> **Problem**
Without changing anything, copy out each entry.

> **Input records**
::::

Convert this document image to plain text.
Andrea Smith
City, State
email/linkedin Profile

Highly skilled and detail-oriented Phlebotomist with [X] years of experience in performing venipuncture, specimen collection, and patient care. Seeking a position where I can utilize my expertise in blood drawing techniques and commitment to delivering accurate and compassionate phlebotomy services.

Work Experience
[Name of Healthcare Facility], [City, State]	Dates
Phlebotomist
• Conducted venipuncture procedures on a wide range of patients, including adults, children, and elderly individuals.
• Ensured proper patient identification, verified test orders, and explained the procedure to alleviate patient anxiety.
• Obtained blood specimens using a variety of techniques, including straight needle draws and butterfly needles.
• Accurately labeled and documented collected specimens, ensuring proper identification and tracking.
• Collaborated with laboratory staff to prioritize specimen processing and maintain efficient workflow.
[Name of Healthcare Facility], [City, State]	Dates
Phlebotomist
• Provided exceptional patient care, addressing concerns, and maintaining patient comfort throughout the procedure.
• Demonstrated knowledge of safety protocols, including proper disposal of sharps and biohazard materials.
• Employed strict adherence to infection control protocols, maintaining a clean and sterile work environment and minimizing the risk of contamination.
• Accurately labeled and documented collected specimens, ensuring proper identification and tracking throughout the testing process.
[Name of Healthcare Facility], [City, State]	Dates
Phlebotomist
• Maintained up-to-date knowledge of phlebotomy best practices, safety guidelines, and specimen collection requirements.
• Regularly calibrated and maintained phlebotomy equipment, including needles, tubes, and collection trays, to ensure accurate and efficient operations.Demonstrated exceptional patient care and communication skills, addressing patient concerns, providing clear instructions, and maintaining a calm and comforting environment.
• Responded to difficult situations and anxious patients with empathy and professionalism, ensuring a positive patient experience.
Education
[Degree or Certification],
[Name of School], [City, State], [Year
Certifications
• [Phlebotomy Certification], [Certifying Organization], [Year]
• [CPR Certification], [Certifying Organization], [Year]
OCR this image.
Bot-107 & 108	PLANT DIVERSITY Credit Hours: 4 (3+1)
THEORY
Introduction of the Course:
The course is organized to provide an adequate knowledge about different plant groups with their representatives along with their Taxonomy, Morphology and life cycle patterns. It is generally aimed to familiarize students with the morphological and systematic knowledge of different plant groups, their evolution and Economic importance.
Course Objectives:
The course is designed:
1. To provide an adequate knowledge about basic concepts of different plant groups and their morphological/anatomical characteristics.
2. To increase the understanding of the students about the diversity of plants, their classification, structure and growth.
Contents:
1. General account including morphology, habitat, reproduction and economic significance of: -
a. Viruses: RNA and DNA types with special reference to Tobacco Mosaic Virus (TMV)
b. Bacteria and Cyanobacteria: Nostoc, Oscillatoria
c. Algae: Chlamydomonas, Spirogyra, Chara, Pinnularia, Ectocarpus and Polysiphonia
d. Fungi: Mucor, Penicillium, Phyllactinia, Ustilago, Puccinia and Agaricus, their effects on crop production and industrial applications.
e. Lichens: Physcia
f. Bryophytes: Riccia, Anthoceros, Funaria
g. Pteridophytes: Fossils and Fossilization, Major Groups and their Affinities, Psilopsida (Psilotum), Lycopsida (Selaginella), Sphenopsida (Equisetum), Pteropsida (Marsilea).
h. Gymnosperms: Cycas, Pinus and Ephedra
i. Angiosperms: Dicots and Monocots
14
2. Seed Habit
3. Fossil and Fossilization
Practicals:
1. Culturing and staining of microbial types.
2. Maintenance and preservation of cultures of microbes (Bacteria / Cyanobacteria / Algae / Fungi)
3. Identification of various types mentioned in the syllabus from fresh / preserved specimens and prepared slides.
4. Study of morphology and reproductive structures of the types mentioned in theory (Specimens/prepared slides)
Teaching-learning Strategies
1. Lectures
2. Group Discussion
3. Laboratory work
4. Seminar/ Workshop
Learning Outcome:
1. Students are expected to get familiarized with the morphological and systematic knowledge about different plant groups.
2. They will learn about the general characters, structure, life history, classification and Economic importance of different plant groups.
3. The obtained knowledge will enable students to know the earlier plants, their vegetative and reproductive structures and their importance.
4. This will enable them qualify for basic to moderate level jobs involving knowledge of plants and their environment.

::::

> **Response area**
Convert this document image to plain text.
Andrea Smith
City, State
email/linkedin Profile

Highly skilled and detail-oriented Phlebotomist with [X] years of experience in performing venipuncture, specimen collection, and patient care. Seeking a position where I can utilize my expertise in blood drawing techniques and commitment to delivering accurate and compassionate phlebotomy services.

Work Experience
[Name of Healthcare Facility], [City, State]	Dates
Phlebotomist
• Conducted venipuncture procedures on a wide range of patients, including adults, children, and elderly individuals.
• Ensured proper patient identification, verified test orders, and explained the procedure to alleviate patient anxiety.
• Obtained blood specimens using a variety of techniques, including straight needle draws and butterfly needles.
• Accurately labeled and documented collected specimens, ensuring proper identification and tracking.
• Collaborated with laboratory staff to prioritize specimen processing and maintain efficient workflow.
[Name of Healthcare Facility], [City, State]	Dates
Phlebotomist
• Provided exceptional patient care, addressing concerns, and maintaining patient comfort throughout the procedure.
• Demonstrated knowledge of safety protocols, including proper disposal of sharps and biohazard materials.
• Employed strict adherence to infection control protocols, maintaining a clean and sterile work environment and minimizing the risk of contamination.
• Accurately labeled and documented collected specimens, ensuring proper identification and tracking throughout the testing process.
[Name of Healthcare Facility], [City, State]	Dates
Phlebotomist
• Maintained up-to-date knowledge of phlebotomy best practices, safety guidelines, and specimen collection requirements.
• Regularly calibrated and maintained phlebotomy equipment, including needles, tubes, and collection trays, to ensure accurate and efficient operations.Demonstrated exceptional patient care and communication skills, addressing patient concerns, providing clear instructions, and maintaining a calm and comforting environment.
• Responded to difficult situations and anxious patients with empathy and professionalism, ensuring a positive patient experience.
Education
[Degree or Certification],
[Name of School], [City, State], [Year
Certifications
• [Phlebotomy Certification], [Certifying Organization], [Year]
• [CPR Certification], [Certifying Organization], [Year]
OCR this image.
Bot-107 & 108	PLANT DIVERSITY Credit Hours: 4 (3+1)
THEORY
Introduction of the Course:
The course is organized to provide an adequate knowledge about different plant groups with their representatives along with their Taxonomy, Morphology and life cycle patterns. It is generally aimed to familiarize students with the morphological and systematic knowledge of different plant groups, their evolution and Economic importance.
Course Objectives:
The course is designed:
1. To provide an adequate knowledge about basic concepts of different plant groups and their morphological/anatomical characteristics.
2. To increase the understanding of the students about the diversity of plants, their classification, structure and growth.
Contents:
1. General account including morphology, habitat, reproduction and economic significance of: -
a. Viruses: RNA and DNA types with special reference to Tobacco Mosaic Virus (TMV)
b. Bacteria and Cyanobacteria: Nostoc, Oscillatoria
c. Algae: Chlamydomonas, Spirogyra, Chara, Pinnularia, Ectocarpus and Polysiphonia
d. Fungi: Mucor, Penicillium, Phyllactinia, Ustilago, Puccinia and Agaricus, their effects on crop production and industrial applications.
e. Lichens: Physcia
f. Bryophytes: Riccia, Anthoceros, Funaria
g. Pteridophytes: Fossils and Fossilization, Major Groups and their Affinities, Psilopsida (Psilotum), Lycopsida (Selaginella), Sphenopsida (Equisetum), Pteropsida (Marsilea).
h. Gymnosperms: Cycas, Pinus and Ephedra
i. Angiosperms: Dicots and Monocots
14
2. Seed Habit
3. Fossil and Fossilization
Practicals:
1. Culturing and staining of microbial types.
2. Maintenance and preservation of cultures of microbes (Bacteria / Cyanobacteria / Algae / Fungi)
3. Identification of various types mentioned in the syllabus from fresh / preserved specimens and prepared slides.
4. Study of morphology and reproductive structures of the types mentioned in theory (Specimens/prepared slides)
Teaching-learning Strategies
1. Lectures
2. Group Discussion
3. Laboratory work
4. Seminar/ Workshop
Learning Outcome:
1. Students are expected to get familiarized with the morphological and systematic knowledge about different plant groups.
2. They will learn about the general characters, structure, life history, classification and Economic importance of different plant groups.
3. The obtained knowledge will enable students to know the earlier plants, their vegetative and reproductive structures and their importance.
4. This will enable them qualify for basic to moderate level jobs involving knowledge of plants and their environment.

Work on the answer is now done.